**Required task**: Print every entry, word for word, and skip the images.

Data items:
-- BEGIN --

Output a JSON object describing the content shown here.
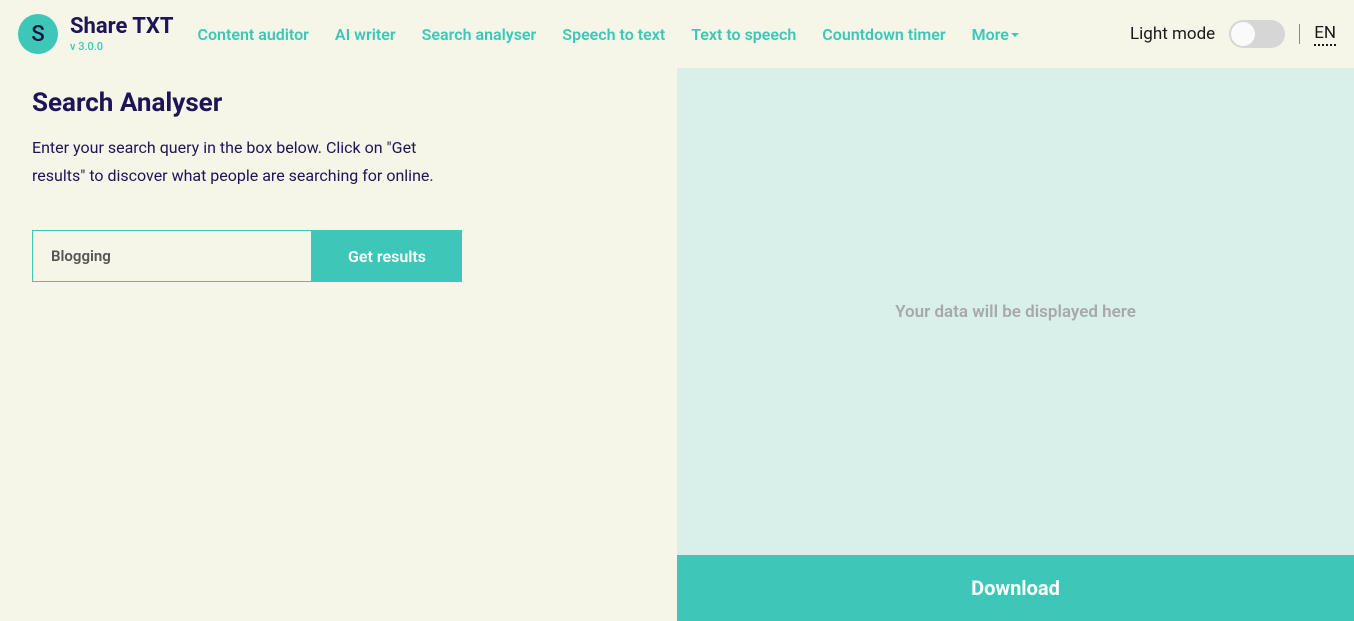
{
  "header": {
    "logo_letter": "S",
    "title": "Share TXT",
    "version": "v 3.0.0",
    "nav": {
      "content_auditor": "Content auditor",
      "ai_writer": "AI writer",
      "search_analyser": "Search analyser",
      "speech_to_text": "Speech to text",
      "text_to_speech": "Text to speech",
      "countdown_timer": "Countdown timer",
      "more": "More"
    },
    "mode_label": "Light mode",
    "lang": "EN"
  },
  "main": {
    "title": "Search Analyser",
    "description": "Enter your search query in the box below. Click on \"Get results\" to discover what people are searching for online.",
    "search_value": "Blogging",
    "get_results_label": "Get results"
  },
  "results": {
    "placeholder": "Your data will be displayed here",
    "download_label": "Download"
  }
}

-- END --

**Solved exercise**:
Output a JSON object describing the content shown here.
{
  "header": {
    "logo_letter": "S",
    "title": "Share TXT",
    "version": "v 3.0.0",
    "nav": {
      "content_auditor": "Content auditor",
      "ai_writer": "AI writer",
      "search_analyser": "Search analyser",
      "speech_to_text": "Speech to text",
      "text_to_speech": "Text to speech",
      "countdown_timer": "Countdown timer",
      "more": "More"
    },
    "mode_label": "Light mode",
    "lang": "EN"
  },
  "main": {
    "title": "Search Analyser",
    "description": "Enter your search query in the box below. Click on \"Get results\" to discover what people are searching for online.",
    "search_value": "Blogging",
    "get_results_label": "Get results"
  },
  "results": {
    "placeholder": "Your data will be displayed here",
    "download_label": "Download"
  }
}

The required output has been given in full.